Collected data entries
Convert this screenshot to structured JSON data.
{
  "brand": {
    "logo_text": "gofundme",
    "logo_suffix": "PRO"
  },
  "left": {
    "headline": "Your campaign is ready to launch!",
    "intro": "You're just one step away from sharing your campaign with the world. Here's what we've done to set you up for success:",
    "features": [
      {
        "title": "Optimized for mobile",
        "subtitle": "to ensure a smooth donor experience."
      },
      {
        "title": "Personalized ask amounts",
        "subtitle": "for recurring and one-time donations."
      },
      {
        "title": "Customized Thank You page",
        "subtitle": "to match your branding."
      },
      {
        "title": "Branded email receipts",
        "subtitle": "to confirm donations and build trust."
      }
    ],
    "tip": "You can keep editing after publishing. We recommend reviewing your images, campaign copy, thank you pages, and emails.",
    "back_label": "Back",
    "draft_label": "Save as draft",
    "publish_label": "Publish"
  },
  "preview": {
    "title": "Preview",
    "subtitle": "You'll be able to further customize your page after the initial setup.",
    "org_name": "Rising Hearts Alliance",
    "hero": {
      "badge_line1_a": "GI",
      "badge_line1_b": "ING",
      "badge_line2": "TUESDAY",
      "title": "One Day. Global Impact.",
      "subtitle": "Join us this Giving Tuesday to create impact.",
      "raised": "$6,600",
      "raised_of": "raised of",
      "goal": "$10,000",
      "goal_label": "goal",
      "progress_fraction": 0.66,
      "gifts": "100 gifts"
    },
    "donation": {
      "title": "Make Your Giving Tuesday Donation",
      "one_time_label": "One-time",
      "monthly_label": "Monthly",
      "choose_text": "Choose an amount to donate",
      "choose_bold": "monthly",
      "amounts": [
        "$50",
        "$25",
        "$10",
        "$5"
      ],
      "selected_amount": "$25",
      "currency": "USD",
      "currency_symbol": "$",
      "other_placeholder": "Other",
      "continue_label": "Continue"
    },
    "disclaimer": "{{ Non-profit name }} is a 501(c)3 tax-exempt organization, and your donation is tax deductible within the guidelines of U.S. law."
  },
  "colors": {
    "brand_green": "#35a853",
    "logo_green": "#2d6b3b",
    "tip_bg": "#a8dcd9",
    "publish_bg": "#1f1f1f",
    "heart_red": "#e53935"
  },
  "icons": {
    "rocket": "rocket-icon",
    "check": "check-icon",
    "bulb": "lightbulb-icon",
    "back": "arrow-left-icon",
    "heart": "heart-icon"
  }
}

> [TASK GOAL]
Go through the data and return every record exactly.

> [REPLY TO THE TASK]
Convert this screenshot to structured JSON data.
{
  "brand": {
    "logo_text": "gofundme",
    "logo_suffix": "PRO"
  },
  "left": {
    "headline": "Your campaign is ready to launch!",
    "intro": "You're just one step away from sharing your campaign with the world. Here's what we've done to set you up for success:",
    "features": [
      {
        "title": "Optimized for mobile",
        "subtitle": "to ensure a smooth donor experience."
      },
      {
        "title": "Personalized ask amounts",
        "subtitle": "for recurring and one-time donations."
      },
      {
        "title": "Customized Thank You page",
        "subtitle": "to match your branding."
      },
      {
        "title": "Branded email receipts",
        "subtitle": "to confirm donations and build trust."
      }
    ],
    "tip": "You can keep editing after publishing. We recommend reviewing your images, campaign copy, thank you pages, and emails.",
    "back_label": "Back",
    "draft_label": "Save as draft",
    "publish_label": "Publish"
  },
  "preview": {
    "title": "Preview",
    "subtitle": "You'll be able to further customize your page after the initial setup.",
    "org_name": "Rising Hearts Alliance",
    "hero": {
      "badge_line1_a": "GI",
      "badge_line1_b": "ING",
      "badge_line2": "TUESDAY",
      "title": "One Day. Global Impact.",
      "subtitle": "Join us this Giving Tuesday to create impact.",
      "raised": "$6,600",
      "raised_of": "raised of",
      "goal": "$10,000",
      "goal_label": "goal",
      "progress_fraction": 0.66,
      "gifts": "100 gifts"
    },
    "donation": {
      "title": "Make Your Giving Tuesday Donation",
      "one_time_label": "One-time",
      "monthly_label": "Monthly",
      "choose_text": "Choose an amount to donate",
      "choose_bold": "monthly",
      "amounts": [
        "$50",
        "$25",
        "$10",
        "$5"
      ],
      "selected_amount": "$25",
      "currency": "USD",
      "currency_symbol": "$",
      "other_placeholder": "Other",
      "continue_label": "Continue"
    },
    "disclaimer": "{{ Non-profit name }} is a 501(c)3 tax-exempt organization, and your donation is tax deductible within the guidelines of U.S. law."
  },
  "colors": {
    "brand_green": "#35a853",
    "logo_green": "#2d6b3b",
    "tip_bg": "#a8dcd9",
    "publish_bg": "#1f1f1f",
    "heart_red": "#e53935"
  },
  "icons": {
    "rocket": "rocket-icon",
    "check": "check-icon",
    "bulb": "lightbulb-icon",
    "back": "arrow-left-icon",
    "heart": "heart-icon"
  }
}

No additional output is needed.